WRITTEN EXERCISE
Copy the material below, replacing every "Track location" with "Location tracking" and changing nothing else, and leave the pictures out.

MATERIAL SHOWN
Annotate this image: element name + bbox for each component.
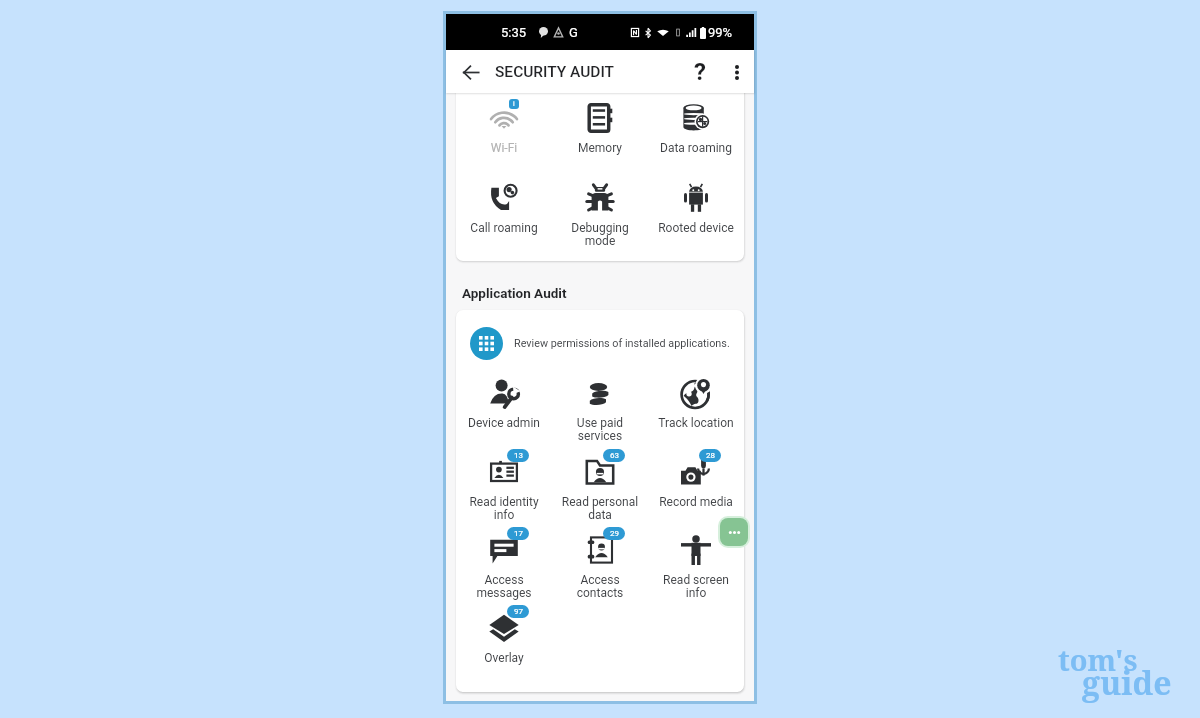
button[interactable]: 17 <box>456 530 552 610</box>
staticText: 17 <box>514 529 523 538</box>
staticText: Read screen info <box>648 573 744 599</box>
button[interactable]: 13 <box>456 452 552 532</box>
staticText: Access contacts <box>552 573 648 599</box>
staticText: Read personal data <box>552 495 648 521</box>
button[interactable]: 29 <box>552 530 648 610</box>
button[interactable]: Help <box>685 53 715 91</box>
button[interactable]: Debugging mode <box>552 178 648 258</box>
button[interactable]: Data roaming <box>648 98 744 178</box>
button[interactable]: More options <box>725 53 749 91</box>
staticText: 97 <box>514 607 523 616</box>
button[interactable]: Call roaming <box>456 178 552 258</box>
button[interactable]: Read screen info <box>648 530 744 610</box>
staticText: 5:35 <box>501 25 527 40</box>
button[interactable]: 97 <box>456 608 552 688</box>
staticText: Review permissions of installed applicat… <box>514 337 730 350</box>
button[interactable]: Use paid services <box>552 373 648 453</box>
staticText: tom's <box>1058 640 1138 679</box>
staticText: SECURITY AUDIT <box>495 63 615 81</box>
staticText: Overlay <box>456 651 552 665</box>
staticText: 29 <box>610 529 619 538</box>
staticText: 28 <box>706 451 715 460</box>
staticText: 99% <box>708 25 733 40</box>
button[interactable]: Rooted device <box>648 178 744 258</box>
button[interactable]: Back <box>454 55 488 89</box>
staticText: i <box>513 100 515 108</box>
staticText: 13 <box>514 451 523 460</box>
staticText: Track location <box>648 416 744 430</box>
staticText: Rooted device <box>648 221 744 235</box>
staticText: guide <box>1082 661 1172 705</box>
staticText: Memory <box>552 141 648 155</box>
button[interactable]: Device admin <box>456 373 552 453</box>
staticText: Call roaming <box>456 221 552 235</box>
button[interactable]: 63 <box>552 452 648 532</box>
button[interactable]: Track location <box>648 373 744 453</box>
staticText: Access messages <box>456 573 552 599</box>
staticText: G <box>569 25 578 40</box>
staticText: Data roaming <box>648 141 744 155</box>
button[interactable]: i <box>456 98 552 178</box>
staticText: Read identity info <box>456 495 552 521</box>
button[interactable]: 28 <box>648 452 744 532</box>
staticText: 63 <box>610 451 619 460</box>
staticText: Debugging mode <box>552 221 648 247</box>
button[interactable]: Memory <box>552 98 648 178</box>
staticText: ? <box>694 58 706 86</box>
button[interactable]: More actions <box>720 518 748 546</box>
staticText: Application Audit <box>462 285 567 301</box>
button[interactable]: Review permissions of installed applicat… <box>470 325 740 361</box>
staticText: Wi-Fi <box>456 141 552 155</box>
staticText: Device admin <box>456 416 552 430</box>
staticText: Record media <box>648 495 744 509</box>
staticText: Use paid services <box>552 416 648 442</box>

OUTPUT
Annotate this image: element name + bbox for each component.
button[interactable]: 17 <box>456 530 552 610</box>
staticText: 17 <box>514 529 523 538</box>
staticText: Read screen info <box>648 573 744 599</box>
button[interactable]: 13 <box>456 452 552 532</box>
staticText: Access contacts <box>552 573 648 599</box>
staticText: Read personal data <box>552 495 648 521</box>
button[interactable]: 29 <box>552 530 648 610</box>
button[interactable]: Help <box>685 53 715 91</box>
button[interactable]: Debugging mode <box>552 178 648 258</box>
button[interactable]: Data roaming <box>648 98 744 178</box>
button[interactable]: More options <box>725 53 749 91</box>
staticText: 97 <box>514 607 523 616</box>
button[interactable]: Call roaming <box>456 178 552 258</box>
button[interactable]: Read screen info <box>648 530 744 610</box>
staticText: 5:35 <box>501 25 527 40</box>
button[interactable]: 97 <box>456 608 552 688</box>
staticText: Review permissions of installed applicat… <box>514 337 730 350</box>
button[interactable]: Use paid services <box>552 373 648 453</box>
staticText: tom's <box>1058 640 1138 679</box>
staticText: SECURITY AUDIT <box>495 63 615 81</box>
staticText: Overlay <box>456 651 552 665</box>
staticText: 29 <box>610 529 619 538</box>
staticText: 28 <box>706 451 715 460</box>
staticText: 99% <box>708 25 733 40</box>
button[interactable]: Rooted device <box>648 178 744 258</box>
button[interactable]: Back <box>454 55 488 89</box>
staticText: i <box>513 100 515 108</box>
staticText: 13 <box>514 451 523 460</box>
staticText: Location tracking <box>648 416 744 430</box>
staticText: Rooted device <box>648 221 744 235</box>
staticText: guide <box>1082 661 1172 705</box>
staticText: Memory <box>552 141 648 155</box>
button[interactable]: Device admin <box>456 373 552 453</box>
staticText: Call roaming <box>456 221 552 235</box>
button[interactable]: 63 <box>552 452 648 532</box>
button[interactable]: Location tracking <box>648 373 744 453</box>
staticText: Access messages <box>456 573 552 599</box>
staticText: G <box>569 25 578 40</box>
staticText: Data roaming <box>648 141 744 155</box>
button[interactable]: i <box>456 98 552 178</box>
staticText: Read identity info <box>456 495 552 521</box>
button[interactable]: 28 <box>648 452 744 532</box>
staticText: 63 <box>610 451 619 460</box>
staticText: Debugging mode <box>552 221 648 247</box>
button[interactable]: Memory <box>552 98 648 178</box>
staticText: ? <box>694 58 706 86</box>
button[interactable]: More actions <box>720 518 748 546</box>
staticText: Application Audit <box>462 285 567 301</box>
button[interactable]: Review permissions of installed applicat… <box>470 325 740 361</box>
staticText: Wi-Fi <box>456 141 552 155</box>
staticText: Device admin <box>456 416 552 430</box>
staticText: Record media <box>648 495 744 509</box>
staticText: Use paid services <box>552 416 648 442</box>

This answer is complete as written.